══ Record list ══

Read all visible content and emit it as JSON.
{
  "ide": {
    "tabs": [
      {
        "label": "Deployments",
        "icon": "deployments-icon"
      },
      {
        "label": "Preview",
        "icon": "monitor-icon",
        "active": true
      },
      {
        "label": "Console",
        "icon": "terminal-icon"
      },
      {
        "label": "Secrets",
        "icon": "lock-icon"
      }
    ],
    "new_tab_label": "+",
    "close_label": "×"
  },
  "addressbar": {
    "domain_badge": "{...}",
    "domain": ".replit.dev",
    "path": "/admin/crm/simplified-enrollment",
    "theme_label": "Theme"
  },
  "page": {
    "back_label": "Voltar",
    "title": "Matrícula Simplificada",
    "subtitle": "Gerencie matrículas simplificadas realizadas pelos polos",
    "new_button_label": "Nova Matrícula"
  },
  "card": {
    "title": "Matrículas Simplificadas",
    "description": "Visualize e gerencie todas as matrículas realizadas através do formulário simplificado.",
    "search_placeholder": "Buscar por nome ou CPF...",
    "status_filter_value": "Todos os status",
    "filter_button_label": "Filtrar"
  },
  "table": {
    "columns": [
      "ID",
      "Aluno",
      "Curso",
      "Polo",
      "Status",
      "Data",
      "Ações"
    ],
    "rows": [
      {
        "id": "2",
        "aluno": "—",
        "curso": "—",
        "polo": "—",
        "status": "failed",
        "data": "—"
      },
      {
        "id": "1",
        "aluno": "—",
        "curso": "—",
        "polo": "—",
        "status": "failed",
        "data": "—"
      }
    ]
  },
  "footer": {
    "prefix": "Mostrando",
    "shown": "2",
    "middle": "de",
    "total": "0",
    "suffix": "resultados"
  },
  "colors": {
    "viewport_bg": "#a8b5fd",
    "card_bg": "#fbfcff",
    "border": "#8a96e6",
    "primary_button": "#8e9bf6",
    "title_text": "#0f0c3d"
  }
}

═══

What you have to do: Above are the records; retype them all without a single difference.

The result:
Read all visible content and emit it as JSON.
{
  "ide": {
    "tabs": [
      {
        "label": "Deployments",
        "icon": "deployments-icon"
      },
      {
        "label": "Preview",
        "icon": "monitor-icon",
        "active": true
      },
      {
        "label": "Console",
        "icon": "terminal-icon"
      },
      {
        "label": "Secrets",
        "icon": "lock-icon"
      }
    ],
    "new_tab_label": "+",
    "close_label": "×"
  },
  "addressbar": {
    "domain_badge": "{...}",
    "domain": ".replit.dev",
    "path": "/admin/crm/simplified-enrollment",
    "theme_label": "Theme"
  },
  "page": {
    "back_label": "Voltar",
    "title": "Matrícula Simplificada",
    "subtitle": "Gerencie matrículas simplificadas realizadas pelos polos",
    "new_button_label": "Nova Matrícula"
  },
  "card": {
    "title": "Matrículas Simplificadas",
    "description": "Visualize e gerencie todas as matrículas realizadas através do formulário simplificado.",
    "search_placeholder": "Buscar por nome ou CPF...",
    "status_filter_value": "Todos os status",
    "filter_button_label": "Filtrar"
  },
  "table": {
    "columns": [
      "ID",
      "Aluno",
      "Curso",
      "Polo",
      "Status",
      "Data",
      "Ações"
    ],
    "rows": [
      {
        "id": "2",
        "aluno": "—",
        "curso": "—",
        "polo": "—",
        "status": "failed",
        "data": "—"
      },
      {
        "id": "1",
        "aluno": "—",
        "curso": "—",
        "polo": "—",
        "status": "failed",
        "data": "—"
      }
    ]
  },
  "footer": {
    "prefix": "Mostrando",
    "shown": "2",
    "middle": "de",
    "total": "0",
    "suffix": "resultados"
  },
  "colors": {
    "viewport_bg": "#a8b5fd",
    "card_bg": "#fbfcff",
    "border": "#8a96e6",
    "primary_button": "#8e9bf6",
    "title_text": "#0f0c3d"
  }
}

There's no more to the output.